• The request: Locate every line in the material below that has the word "this". Copy each of those lines.

• Given records:
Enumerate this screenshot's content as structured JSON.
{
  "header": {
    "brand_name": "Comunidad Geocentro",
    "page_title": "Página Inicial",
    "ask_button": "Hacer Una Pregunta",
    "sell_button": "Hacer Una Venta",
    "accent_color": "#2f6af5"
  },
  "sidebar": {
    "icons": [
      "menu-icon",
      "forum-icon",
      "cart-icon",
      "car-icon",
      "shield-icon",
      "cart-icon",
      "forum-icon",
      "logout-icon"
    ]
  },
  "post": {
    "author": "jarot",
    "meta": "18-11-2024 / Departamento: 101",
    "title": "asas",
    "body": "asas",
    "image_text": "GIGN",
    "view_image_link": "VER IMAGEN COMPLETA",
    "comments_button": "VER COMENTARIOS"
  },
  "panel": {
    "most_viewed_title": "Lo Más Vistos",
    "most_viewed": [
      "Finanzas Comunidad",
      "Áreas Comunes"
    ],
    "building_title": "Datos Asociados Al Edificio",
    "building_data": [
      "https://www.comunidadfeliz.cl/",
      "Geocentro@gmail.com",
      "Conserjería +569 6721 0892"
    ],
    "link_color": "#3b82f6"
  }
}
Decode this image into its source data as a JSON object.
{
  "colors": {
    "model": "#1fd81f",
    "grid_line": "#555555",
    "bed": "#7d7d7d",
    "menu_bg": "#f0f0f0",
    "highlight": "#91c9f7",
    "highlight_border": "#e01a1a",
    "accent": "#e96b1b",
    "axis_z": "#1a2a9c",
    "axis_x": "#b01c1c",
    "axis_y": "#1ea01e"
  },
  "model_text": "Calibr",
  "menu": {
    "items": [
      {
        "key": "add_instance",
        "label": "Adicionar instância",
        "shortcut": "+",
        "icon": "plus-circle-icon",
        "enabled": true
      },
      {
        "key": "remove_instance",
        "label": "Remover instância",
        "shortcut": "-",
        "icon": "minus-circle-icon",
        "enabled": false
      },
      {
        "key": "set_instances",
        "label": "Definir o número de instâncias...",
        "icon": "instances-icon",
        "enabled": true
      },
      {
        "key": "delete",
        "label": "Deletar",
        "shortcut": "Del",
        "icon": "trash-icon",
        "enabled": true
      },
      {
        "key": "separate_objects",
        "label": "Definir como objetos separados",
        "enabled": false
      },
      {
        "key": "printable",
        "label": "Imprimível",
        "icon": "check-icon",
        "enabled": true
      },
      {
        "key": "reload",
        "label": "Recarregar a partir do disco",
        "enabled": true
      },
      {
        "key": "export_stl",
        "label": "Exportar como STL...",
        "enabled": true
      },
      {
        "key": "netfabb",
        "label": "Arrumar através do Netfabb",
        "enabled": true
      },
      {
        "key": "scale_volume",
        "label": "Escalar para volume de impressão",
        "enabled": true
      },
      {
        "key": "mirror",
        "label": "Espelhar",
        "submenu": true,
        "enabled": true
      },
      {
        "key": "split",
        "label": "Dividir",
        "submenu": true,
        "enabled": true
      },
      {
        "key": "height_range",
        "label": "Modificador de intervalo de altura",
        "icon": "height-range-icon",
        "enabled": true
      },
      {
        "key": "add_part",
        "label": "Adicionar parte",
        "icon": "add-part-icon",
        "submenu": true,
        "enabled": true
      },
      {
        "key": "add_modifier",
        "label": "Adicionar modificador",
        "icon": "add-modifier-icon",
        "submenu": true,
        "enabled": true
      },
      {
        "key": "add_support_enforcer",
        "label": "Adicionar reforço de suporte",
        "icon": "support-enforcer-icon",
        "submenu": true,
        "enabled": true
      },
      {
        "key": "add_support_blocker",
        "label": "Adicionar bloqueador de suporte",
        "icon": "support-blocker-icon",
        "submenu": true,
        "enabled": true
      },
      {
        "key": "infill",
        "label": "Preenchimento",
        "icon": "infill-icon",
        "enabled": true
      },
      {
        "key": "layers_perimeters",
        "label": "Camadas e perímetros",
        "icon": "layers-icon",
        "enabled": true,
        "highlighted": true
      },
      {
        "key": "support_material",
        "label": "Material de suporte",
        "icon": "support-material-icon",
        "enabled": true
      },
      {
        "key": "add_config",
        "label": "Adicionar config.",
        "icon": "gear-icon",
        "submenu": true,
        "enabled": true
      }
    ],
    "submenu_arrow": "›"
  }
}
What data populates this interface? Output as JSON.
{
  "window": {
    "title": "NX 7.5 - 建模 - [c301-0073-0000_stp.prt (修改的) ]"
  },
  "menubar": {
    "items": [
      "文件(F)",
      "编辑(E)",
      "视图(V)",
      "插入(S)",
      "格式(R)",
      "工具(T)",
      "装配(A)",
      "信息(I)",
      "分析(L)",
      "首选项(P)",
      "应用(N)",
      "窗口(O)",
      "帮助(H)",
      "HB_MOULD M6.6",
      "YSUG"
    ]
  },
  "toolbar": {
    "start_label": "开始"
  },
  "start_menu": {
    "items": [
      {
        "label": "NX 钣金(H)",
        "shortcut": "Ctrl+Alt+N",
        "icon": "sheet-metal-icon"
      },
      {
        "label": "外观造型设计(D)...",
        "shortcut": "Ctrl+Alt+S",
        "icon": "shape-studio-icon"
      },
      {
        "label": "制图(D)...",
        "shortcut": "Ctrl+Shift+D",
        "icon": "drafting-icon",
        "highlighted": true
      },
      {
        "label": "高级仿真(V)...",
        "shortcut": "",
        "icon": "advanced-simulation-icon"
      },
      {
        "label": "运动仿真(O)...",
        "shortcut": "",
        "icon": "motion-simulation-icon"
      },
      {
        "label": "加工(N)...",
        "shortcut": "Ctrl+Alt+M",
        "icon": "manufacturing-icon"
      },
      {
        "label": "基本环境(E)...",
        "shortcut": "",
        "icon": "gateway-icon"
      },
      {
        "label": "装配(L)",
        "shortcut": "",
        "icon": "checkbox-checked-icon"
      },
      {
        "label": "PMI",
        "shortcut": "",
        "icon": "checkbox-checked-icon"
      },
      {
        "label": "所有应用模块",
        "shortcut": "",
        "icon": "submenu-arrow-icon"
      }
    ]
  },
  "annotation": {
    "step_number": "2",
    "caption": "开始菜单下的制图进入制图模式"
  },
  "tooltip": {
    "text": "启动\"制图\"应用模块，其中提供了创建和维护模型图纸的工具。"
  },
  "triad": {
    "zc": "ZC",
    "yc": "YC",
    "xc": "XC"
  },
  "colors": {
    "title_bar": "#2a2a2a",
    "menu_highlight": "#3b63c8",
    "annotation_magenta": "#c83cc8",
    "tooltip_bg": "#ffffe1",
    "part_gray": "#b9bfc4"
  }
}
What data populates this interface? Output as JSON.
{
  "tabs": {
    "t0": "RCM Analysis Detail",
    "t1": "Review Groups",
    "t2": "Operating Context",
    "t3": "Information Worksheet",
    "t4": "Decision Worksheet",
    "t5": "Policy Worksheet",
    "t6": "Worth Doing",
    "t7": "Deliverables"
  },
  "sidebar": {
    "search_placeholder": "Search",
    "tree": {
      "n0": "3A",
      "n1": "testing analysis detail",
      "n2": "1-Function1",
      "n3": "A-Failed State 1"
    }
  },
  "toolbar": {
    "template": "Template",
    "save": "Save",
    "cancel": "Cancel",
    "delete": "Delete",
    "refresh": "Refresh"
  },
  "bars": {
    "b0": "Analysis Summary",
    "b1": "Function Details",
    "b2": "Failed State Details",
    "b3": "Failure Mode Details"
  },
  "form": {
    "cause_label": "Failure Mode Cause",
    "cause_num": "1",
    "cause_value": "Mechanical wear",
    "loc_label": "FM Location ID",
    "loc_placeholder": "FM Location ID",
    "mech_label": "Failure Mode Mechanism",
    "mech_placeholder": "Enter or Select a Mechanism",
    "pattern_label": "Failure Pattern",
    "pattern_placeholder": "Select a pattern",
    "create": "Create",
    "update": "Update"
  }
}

• Result of the task:
Enumerate this screenshot's content as structured JSON.
Decode this image into its source data as a JSON object.
What data populates this interface? Output as JSON.
What data populates this interface? Output as JSON.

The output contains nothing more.